____ DATASET

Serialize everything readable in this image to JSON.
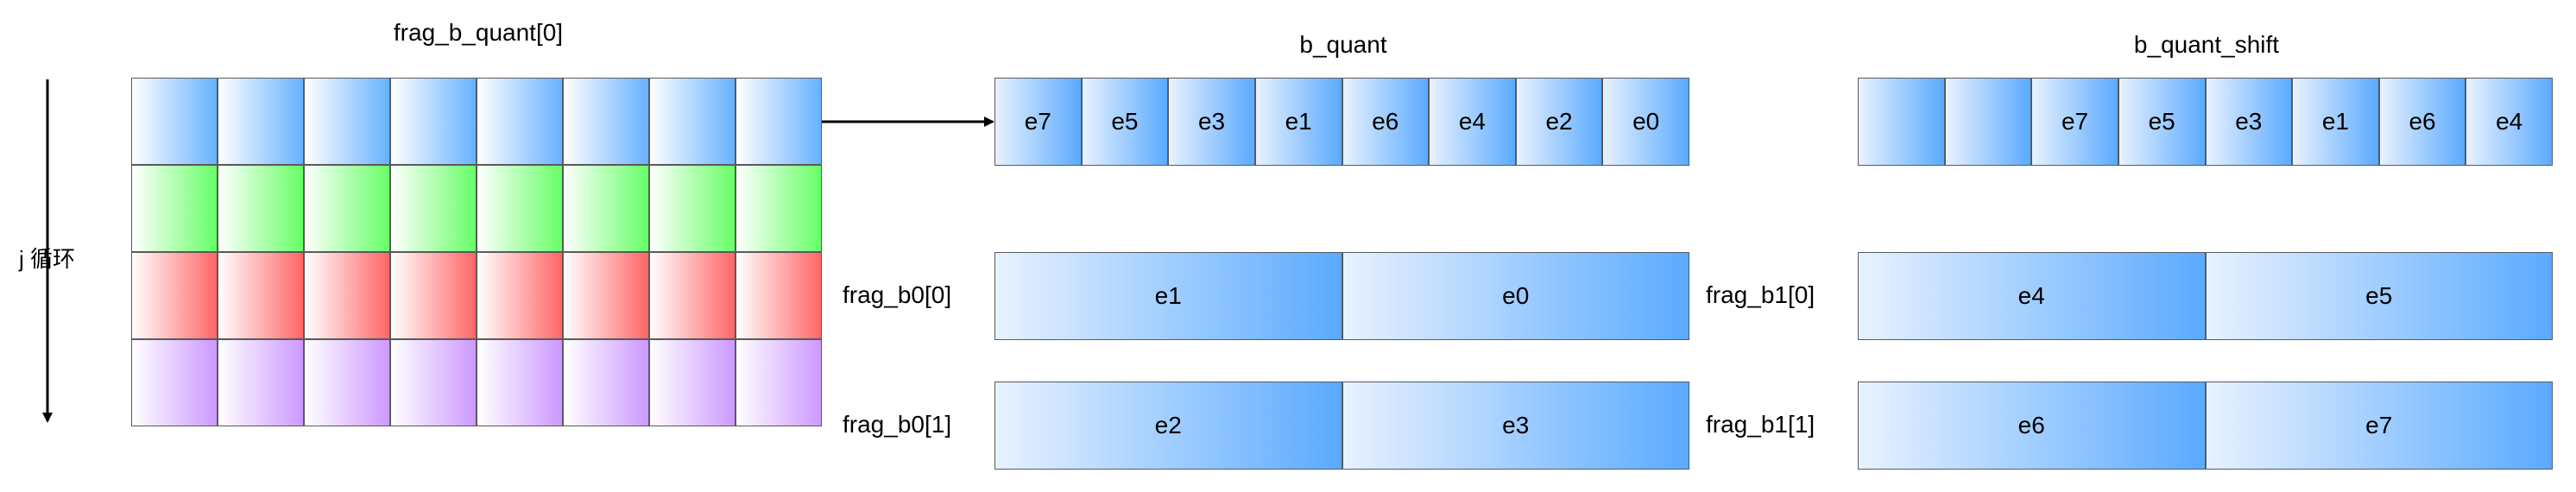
{
  "titles": {
    "frag": "frag_b_quant[0]",
    "bquant": "b_quant",
    "bshift": "b_quant_shift"
  },
  "loop_label": "j 循环",
  "frag_grid": {
    "rows": 4,
    "cols": 8,
    "row_colors": [
      "blue",
      "green",
      "red",
      "purple"
    ]
  },
  "b_quant": [
    "e7",
    "e5",
    "e3",
    "e1",
    "e6",
    "e4",
    "e2",
    "e0"
  ],
  "b_quant_shift": [
    "",
    "",
    "e7",
    "e5",
    "e3",
    "e1",
    "e6",
    "e4"
  ],
  "frag_b0": [
    {
      "label": "frag_b0[0]",
      "cells": [
        "e1",
        "e0"
      ]
    },
    {
      "label": "frag_b0[1]",
      "cells": [
        "e2",
        "e3"
      ]
    }
  ],
  "frag_b1": [
    {
      "label": "frag_b1[0]",
      "cells": [
        "e4",
        "e5"
      ]
    },
    {
      "label": "frag_b1[1]",
      "cells": [
        "e6",
        "e7"
      ]
    }
  ]
}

________

EXERCISE DESCRIPTION: Set down every entry word for word, but omit the pictures.

COMPLETE RESPONSE:
Serialize everything readable in this image to JSON.
{
  "titles": {
    "frag": "frag_b_quant[0]",
    "bquant": "b_quant",
    "bshift": "b_quant_shift"
  },
  "loop_label": "j 循环",
  "frag_grid": {
    "rows": 4,
    "cols": 8,
    "row_colors": [
      "blue",
      "green",
      "red",
      "purple"
    ]
  },
  "b_quant": [
    "e7",
    "e5",
    "e3",
    "e1",
    "e6",
    "e4",
    "e2",
    "e0"
  ],
  "b_quant_shift": [
    "",
    "",
    "e7",
    "e5",
    "e3",
    "e1",
    "e6",
    "e4"
  ],
  "frag_b0": [
    {
      "label": "frag_b0[0]",
      "cells": [
        "e1",
        "e0"
      ]
    },
    {
      "label": "frag_b0[1]",
      "cells": [
        "e2",
        "e3"
      ]
    }
  ],
  "frag_b1": [
    {
      "label": "frag_b1[0]",
      "cells": [
        "e4",
        "e5"
      ]
    },
    {
      "label": "frag_b1[1]",
      "cells": [
        "e6",
        "e7"
      ]
    }
  ]
}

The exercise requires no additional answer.